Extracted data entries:
———

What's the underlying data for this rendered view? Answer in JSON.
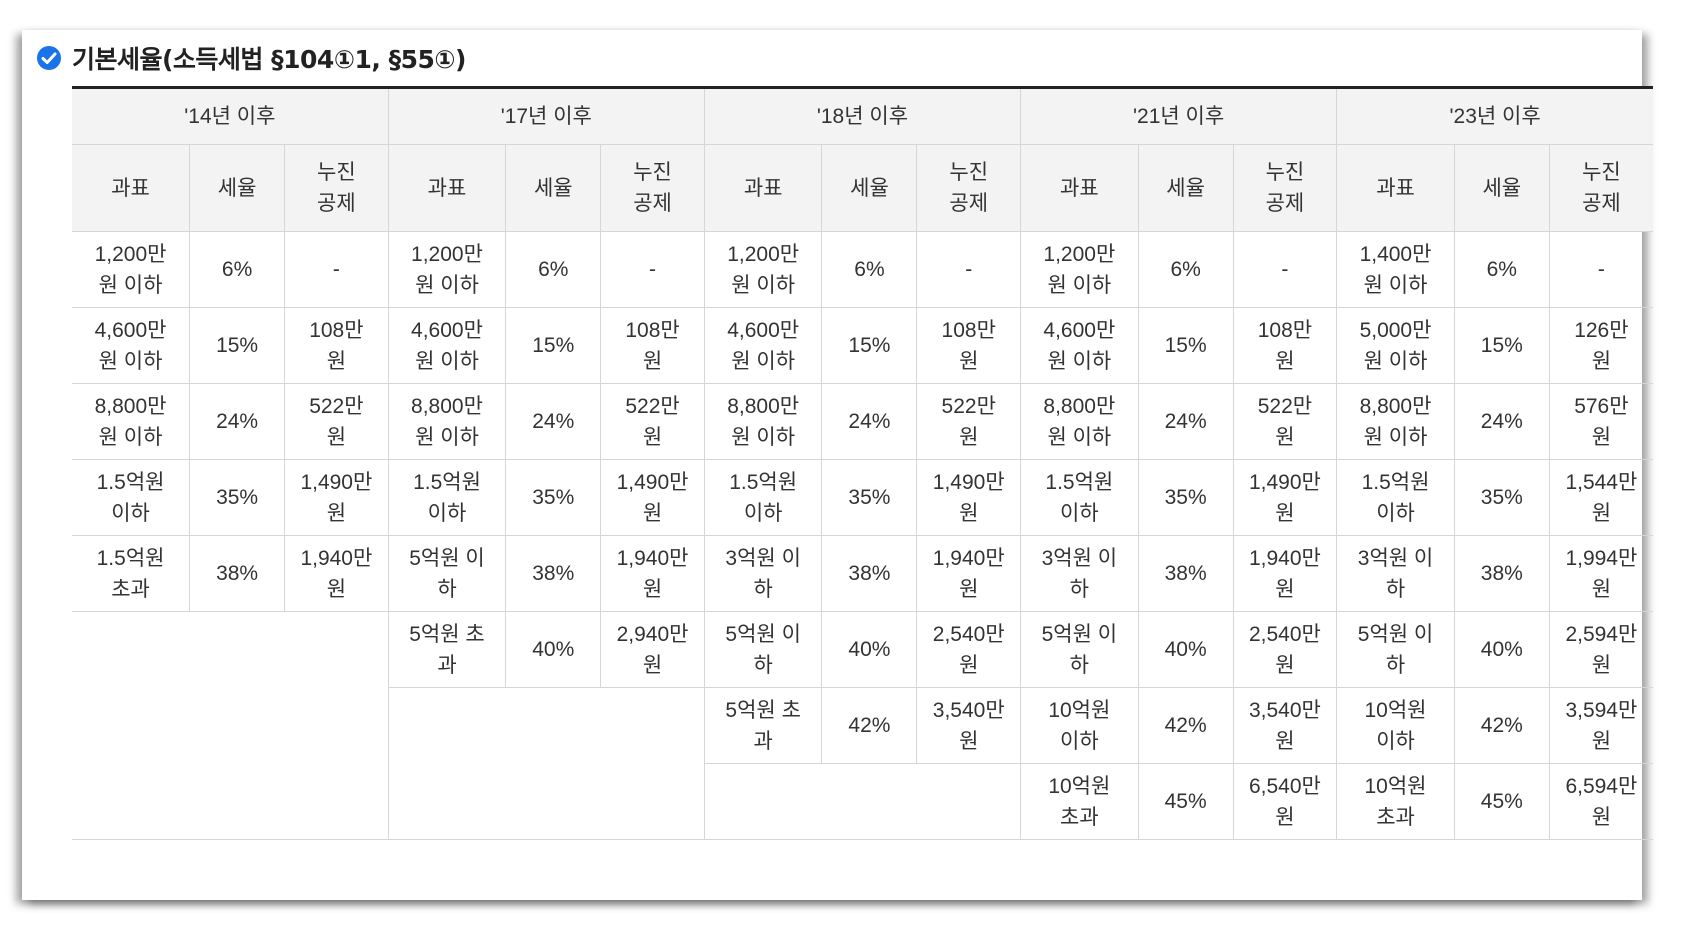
{
  "heading": {
    "title": "기본세율(소득세법 §104①1, §55①)",
    "icon": "check-circle-icon",
    "icon_color": "#1a73e8"
  },
  "periods": [
    "'14년 이후",
    "'17년 이후",
    "'18년 이후",
    "'21년 이후",
    "'23년 이후"
  ],
  "columns": [
    "과표",
    "세율",
    "누진\n공제"
  ],
  "rows": [
    [
      [
        "1,200만\n원 이하",
        "6%",
        "-"
      ],
      [
        "1,200만\n원 이하",
        "6%",
        "-"
      ],
      [
        "1,200만\n원 이하",
        "6%",
        "-"
      ],
      [
        "1,200만\n원 이하",
        "6%",
        "-"
      ],
      [
        "1,400만\n원 이하",
        "6%",
        "-"
      ]
    ],
    [
      [
        "4,600만\n원 이하",
        "15%",
        "108만\n원"
      ],
      [
        "4,600만\n원 이하",
        "15%",
        "108만\n원"
      ],
      [
        "4,600만\n원 이하",
        "15%",
        "108만\n원"
      ],
      [
        "4,600만\n원 이하",
        "15%",
        "108만\n원"
      ],
      [
        "5,000만\n원 이하",
        "15%",
        "126만\n원"
      ]
    ],
    [
      [
        "8,800만\n원 이하",
        "24%",
        "522만\n원"
      ],
      [
        "8,800만\n원 이하",
        "24%",
        "522만\n원"
      ],
      [
        "8,800만\n원 이하",
        "24%",
        "522만\n원"
      ],
      [
        "8,800만\n원 이하",
        "24%",
        "522만\n원"
      ],
      [
        "8,800만\n원 이하",
        "24%",
        "576만\n원"
      ]
    ],
    [
      [
        "1.5억원\n이하",
        "35%",
        "1,490만\n원"
      ],
      [
        "1.5억원\n이하",
        "35%",
        "1,490만\n원"
      ],
      [
        "1.5억원\n이하",
        "35%",
        "1,490만\n원"
      ],
      [
        "1.5억원\n이하",
        "35%",
        "1,490만\n원"
      ],
      [
        "1.5억원\n이하",
        "35%",
        "1,544만\n원"
      ]
    ],
    [
      [
        "1.5억원\n초과",
        "38%",
        "1,940만\n원"
      ],
      [
        "5억원 이\n하",
        "38%",
        "1,940만\n원"
      ],
      [
        "3억원 이\n하",
        "38%",
        "1,940만\n원"
      ],
      [
        "3억원 이\n하",
        "38%",
        "1,940만\n원"
      ],
      [
        "3억원 이\n하",
        "38%",
        "1,994만\n원"
      ]
    ],
    [
      null,
      [
        "5억원 초\n과",
        "40%",
        "2,940만\n원"
      ],
      [
        "5억원 이\n하",
        "40%",
        "2,540만\n원"
      ],
      [
        "5억원 이\n하",
        "40%",
        "2,540만\n원"
      ],
      [
        "5억원 이\n하",
        "40%",
        "2,594만\n원"
      ]
    ],
    [
      null,
      null,
      [
        "5억원 초\n과",
        "42%",
        "3,540만\n원"
      ],
      [
        "10억원\n이하",
        "42%",
        "3,540만\n원"
      ],
      [
        "10억원\n이하",
        "42%",
        "3,594만\n원"
      ]
    ],
    [
      null,
      null,
      null,
      [
        "10억원\n초과",
        "45%",
        "6,540만\n원"
      ],
      [
        "10억원\n초과",
        "45%",
        "6,594만\n원"
      ]
    ]
  ]
}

———

_Task objective_. Reproduce the material in its entirety and word for word, without the pictures.

_The response_.
What's the underlying data for this rendered view? Answer in JSON.
{
  "heading": {
    "title": "기본세율(소득세법 §104①1, §55①)",
    "icon": "check-circle-icon",
    "icon_color": "#1a73e8"
  },
  "periods": [
    "'14년 이후",
    "'17년 이후",
    "'18년 이후",
    "'21년 이후",
    "'23년 이후"
  ],
  "columns": [
    "과표",
    "세율",
    "누진\n공제"
  ],
  "rows": [
    [
      [
        "1,200만\n원 이하",
        "6%",
        "-"
      ],
      [
        "1,200만\n원 이하",
        "6%",
        "-"
      ],
      [
        "1,200만\n원 이하",
        "6%",
        "-"
      ],
      [
        "1,200만\n원 이하",
        "6%",
        "-"
      ],
      [
        "1,400만\n원 이하",
        "6%",
        "-"
      ]
    ],
    [
      [
        "4,600만\n원 이하",
        "15%",
        "108만\n원"
      ],
      [
        "4,600만\n원 이하",
        "15%",
        "108만\n원"
      ],
      [
        "4,600만\n원 이하",
        "15%",
        "108만\n원"
      ],
      [
        "4,600만\n원 이하",
        "15%",
        "108만\n원"
      ],
      [
        "5,000만\n원 이하",
        "15%",
        "126만\n원"
      ]
    ],
    [
      [
        "8,800만\n원 이하",
        "24%",
        "522만\n원"
      ],
      [
        "8,800만\n원 이하",
        "24%",
        "522만\n원"
      ],
      [
        "8,800만\n원 이하",
        "24%",
        "522만\n원"
      ],
      [
        "8,800만\n원 이하",
        "24%",
        "522만\n원"
      ],
      [
        "8,800만\n원 이하",
        "24%",
        "576만\n원"
      ]
    ],
    [
      [
        "1.5억원\n이하",
        "35%",
        "1,490만\n원"
      ],
      [
        "1.5억원\n이하",
        "35%",
        "1,490만\n원"
      ],
      [
        "1.5억원\n이하",
        "35%",
        "1,490만\n원"
      ],
      [
        "1.5억원\n이하",
        "35%",
        "1,490만\n원"
      ],
      [
        "1.5억원\n이하",
        "35%",
        "1,544만\n원"
      ]
    ],
    [
      [
        "1.5억원\n초과",
        "38%",
        "1,940만\n원"
      ],
      [
        "5억원 이\n하",
        "38%",
        "1,940만\n원"
      ],
      [
        "3억원 이\n하",
        "38%",
        "1,940만\n원"
      ],
      [
        "3억원 이\n하",
        "38%",
        "1,940만\n원"
      ],
      [
        "3억원 이\n하",
        "38%",
        "1,994만\n원"
      ]
    ],
    [
      null,
      [
        "5억원 초\n과",
        "40%",
        "2,940만\n원"
      ],
      [
        "5억원 이\n하",
        "40%",
        "2,540만\n원"
      ],
      [
        "5억원 이\n하",
        "40%",
        "2,540만\n원"
      ],
      [
        "5억원 이\n하",
        "40%",
        "2,594만\n원"
      ]
    ],
    [
      null,
      null,
      [
        "5억원 초\n과",
        "42%",
        "3,540만\n원"
      ],
      [
        "10억원\n이하",
        "42%",
        "3,540만\n원"
      ],
      [
        "10억원\n이하",
        "42%",
        "3,594만\n원"
      ]
    ],
    [
      null,
      null,
      null,
      [
        "10억원\n초과",
        "45%",
        "6,540만\n원"
      ],
      [
        "10억원\n초과",
        "45%",
        "6,594만\n원"
      ]
    ]
  ]
}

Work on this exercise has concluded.